EXERCISE DIRECTIONS:
Quote every line below exactly as it reads.

DATA SHOWN:

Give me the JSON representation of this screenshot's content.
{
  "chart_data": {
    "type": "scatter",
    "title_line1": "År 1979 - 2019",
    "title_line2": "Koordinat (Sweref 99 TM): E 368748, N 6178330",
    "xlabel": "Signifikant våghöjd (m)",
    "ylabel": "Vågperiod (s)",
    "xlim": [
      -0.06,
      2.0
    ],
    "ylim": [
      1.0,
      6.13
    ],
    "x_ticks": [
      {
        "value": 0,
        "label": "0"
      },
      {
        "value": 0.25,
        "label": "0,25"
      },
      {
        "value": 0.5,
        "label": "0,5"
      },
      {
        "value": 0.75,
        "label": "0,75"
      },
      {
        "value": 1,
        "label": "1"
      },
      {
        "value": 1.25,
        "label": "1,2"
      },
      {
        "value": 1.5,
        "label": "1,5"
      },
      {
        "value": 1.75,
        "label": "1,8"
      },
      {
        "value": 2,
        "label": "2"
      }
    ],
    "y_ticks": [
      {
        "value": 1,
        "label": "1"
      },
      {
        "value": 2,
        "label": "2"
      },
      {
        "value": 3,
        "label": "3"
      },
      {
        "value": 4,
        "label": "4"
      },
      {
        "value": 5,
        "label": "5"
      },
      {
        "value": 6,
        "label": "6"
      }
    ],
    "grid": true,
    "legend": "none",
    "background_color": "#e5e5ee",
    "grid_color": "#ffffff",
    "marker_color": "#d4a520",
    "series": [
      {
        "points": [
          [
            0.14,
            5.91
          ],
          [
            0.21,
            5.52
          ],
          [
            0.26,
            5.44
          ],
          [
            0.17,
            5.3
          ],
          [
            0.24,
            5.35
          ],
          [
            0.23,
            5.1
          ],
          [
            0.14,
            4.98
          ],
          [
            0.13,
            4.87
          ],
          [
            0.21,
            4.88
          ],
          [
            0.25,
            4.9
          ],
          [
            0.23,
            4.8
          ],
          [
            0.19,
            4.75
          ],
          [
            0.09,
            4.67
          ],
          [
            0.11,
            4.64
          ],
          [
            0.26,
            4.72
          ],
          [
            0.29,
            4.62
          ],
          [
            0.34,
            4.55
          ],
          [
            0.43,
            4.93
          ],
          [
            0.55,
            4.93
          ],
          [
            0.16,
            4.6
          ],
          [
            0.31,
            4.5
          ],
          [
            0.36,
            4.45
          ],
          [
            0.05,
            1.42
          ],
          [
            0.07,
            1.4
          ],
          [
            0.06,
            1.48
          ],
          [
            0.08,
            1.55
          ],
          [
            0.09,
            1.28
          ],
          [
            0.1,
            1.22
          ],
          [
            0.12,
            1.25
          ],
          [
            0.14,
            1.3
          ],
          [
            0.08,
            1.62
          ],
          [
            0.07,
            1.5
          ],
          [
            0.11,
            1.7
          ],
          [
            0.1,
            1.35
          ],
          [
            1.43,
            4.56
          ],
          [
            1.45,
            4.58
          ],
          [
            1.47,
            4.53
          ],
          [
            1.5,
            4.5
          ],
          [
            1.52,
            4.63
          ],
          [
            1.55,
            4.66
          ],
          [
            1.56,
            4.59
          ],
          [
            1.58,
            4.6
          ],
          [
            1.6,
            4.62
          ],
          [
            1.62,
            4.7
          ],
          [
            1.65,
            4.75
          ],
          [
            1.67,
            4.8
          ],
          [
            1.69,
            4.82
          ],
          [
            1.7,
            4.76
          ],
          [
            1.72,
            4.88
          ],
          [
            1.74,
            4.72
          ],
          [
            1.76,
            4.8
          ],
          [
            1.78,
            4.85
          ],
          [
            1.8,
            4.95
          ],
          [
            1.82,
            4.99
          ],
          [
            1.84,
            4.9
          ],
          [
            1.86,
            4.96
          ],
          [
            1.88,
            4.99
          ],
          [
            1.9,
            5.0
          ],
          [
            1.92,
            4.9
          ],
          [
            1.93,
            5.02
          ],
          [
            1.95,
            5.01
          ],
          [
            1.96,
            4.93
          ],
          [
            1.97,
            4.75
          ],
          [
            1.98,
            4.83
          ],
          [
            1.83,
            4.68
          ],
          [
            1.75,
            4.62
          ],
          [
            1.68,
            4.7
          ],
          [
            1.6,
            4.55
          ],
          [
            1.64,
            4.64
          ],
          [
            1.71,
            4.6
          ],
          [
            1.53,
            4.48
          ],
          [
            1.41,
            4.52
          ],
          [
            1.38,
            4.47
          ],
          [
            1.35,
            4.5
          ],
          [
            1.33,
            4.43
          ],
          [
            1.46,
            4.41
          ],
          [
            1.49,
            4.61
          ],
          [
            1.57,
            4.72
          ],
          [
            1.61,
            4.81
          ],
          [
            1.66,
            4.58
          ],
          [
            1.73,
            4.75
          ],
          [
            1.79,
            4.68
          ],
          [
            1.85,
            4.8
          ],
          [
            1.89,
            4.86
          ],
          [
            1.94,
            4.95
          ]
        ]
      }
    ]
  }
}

RESULT OF THE EXERCISE:
Give me the JSON representation of this screenshot's content.
{
  "chart_data": {
    "type": "scatter",
    "title_line1": "År 1979 - 2019",
    "title_line2": "Koordinat (Sweref 99 TM): E 368748, N 6178330",
    "xlabel": "Signifikant våghöjd (m)",
    "ylabel": "Vågperiod (s)",
    "xlim": [
      -0.06,
      2.0
    ],
    "ylim": [
      1.0,
      6.13
    ],
    "x_ticks": [
      {
        "value": 0,
        "label": "0"
      },
      {
        "value": 0.25,
        "label": "0,25"
      },
      {
        "value": 0.5,
        "label": "0,5"
      },
      {
        "value": 0.75,
        "label": "0,75"
      },
      {
        "value": 1,
        "label": "1"
      },
      {
        "value": 1.25,
        "label": "1,2"
      },
      {
        "value": 1.5,
        "label": "1,5"
      },
      {
        "value": 1.75,
        "label": "1,8"
      },
      {
        "value": 2,
        "label": "2"
      }
    ],
    "y_ticks": [
      {
        "value": 1,
        "label": "1"
      },
      {
        "value": 2,
        "label": "2"
      },
      {
        "value": 3,
        "label": "3"
      },
      {
        "value": 4,
        "label": "4"
      },
      {
        "value": 5,
        "label": "5"
      },
      {
        "value": 6,
        "label": "6"
      }
    ],
    "grid": true,
    "legend": "none",
    "background_color": "#e5e5ee",
    "grid_color": "#ffffff",
    "marker_color": "#d4a520",
    "series": [
      {
        "points": [
          [
            0.14,
            5.91
          ],
          [
            0.21,
            5.52
          ],
          [
            0.26,
            5.44
          ],
          [
            0.17,
            5.3
          ],
          [
            0.24,
            5.35
          ],
          [
            0.23,
            5.1
          ],
          [
            0.14,
            4.98
          ],
          [
            0.13,
            4.87
          ],
          [
            0.21,
            4.88
          ],
          [
            0.25,
            4.9
          ],
          [
            0.23,
            4.8
          ],
          [
            0.19,
            4.75
          ],
          [
            0.09,
            4.67
          ],
          [
            0.11,
            4.64
          ],
          [
            0.26,
            4.72
          ],
          [
            0.29,
            4.62
          ],
          [
            0.34,
            4.55
          ],
          [
            0.43,
            4.93
          ],
          [
            0.55,
            4.93
          ],
          [
            0.16,
            4.6
          ],
          [
            0.31,
            4.5
          ],
          [
            0.36,
            4.45
          ],
          [
            0.05,
            1.42
          ],
          [
            0.07,
            1.4
          ],
          [
            0.06,
            1.48
          ],
          [
            0.08,
            1.55
          ],
          [
            0.09,
            1.28
          ],
          [
            0.1,
            1.22
          ],
          [
            0.12,
            1.25
          ],
          [
            0.14,
            1.3
          ],
          [
            0.08,
            1.62
          ],
          [
            0.07,
            1.5
          ],
          [
            0.11,
            1.7
          ],
          [
            0.1,
            1.35
          ],
          [
            1.43,
            4.56
          ],
          [
            1.45,
            4.58
          ],
          [
            1.47,
            4.53
          ],
          [
            1.5,
            4.5
          ],
          [
            1.52,
            4.63
          ],
          [
            1.55,
            4.66
          ],
          [
            1.56,
            4.59
          ],
          [
            1.58,
            4.6
          ],
          [
            1.6,
            4.62
          ],
          [
            1.62,
            4.7
          ],
          [
            1.65,
            4.75
          ],
          [
            1.67,
            4.8
          ],
          [
            1.69,
            4.82
          ],
          [
            1.7,
            4.76
          ],
          [
            1.72,
            4.88
          ],
          [
            1.74,
            4.72
          ],
          [
            1.76,
            4.8
          ],
          [
            1.78,
            4.85
          ],
          [
            1.8,
            4.95
          ],
          [
            1.82,
            4.99
          ],
          [
            1.84,
            4.9
          ],
          [
            1.86,
            4.96
          ],
          [
            1.88,
            4.99
          ],
          [
            1.9,
            5.0
          ],
          [
            1.92,
            4.9
          ],
          [
            1.93,
            5.02
          ],
          [
            1.95,
            5.01
          ],
          [
            1.96,
            4.93
          ],
          [
            1.97,
            4.75
          ],
          [
            1.98,
            4.83
          ],
          [
            1.83,
            4.68
          ],
          [
            1.75,
            4.62
          ],
          [
            1.68,
            4.7
          ],
          [
            1.6,
            4.55
          ],
          [
            1.64,
            4.64
          ],
          [
            1.71,
            4.6
          ],
          [
            1.53,
            4.48
          ],
          [
            1.41,
            4.52
          ],
          [
            1.38,
            4.47
          ],
          [
            1.35,
            4.5
          ],
          [
            1.33,
            4.43
          ],
          [
            1.46,
            4.41
          ],
          [
            1.49,
            4.61
          ],
          [
            1.57,
            4.72
          ],
          [
            1.61,
            4.81
          ],
          [
            1.66,
            4.58
          ],
          [
            1.73,
            4.75
          ],
          [
            1.79,
            4.68
          ],
          [
            1.85,
            4.8
          ],
          [
            1.89,
            4.86
          ],
          [
            1.94,
            4.95
          ]
        ]
      }
    ]
  }
}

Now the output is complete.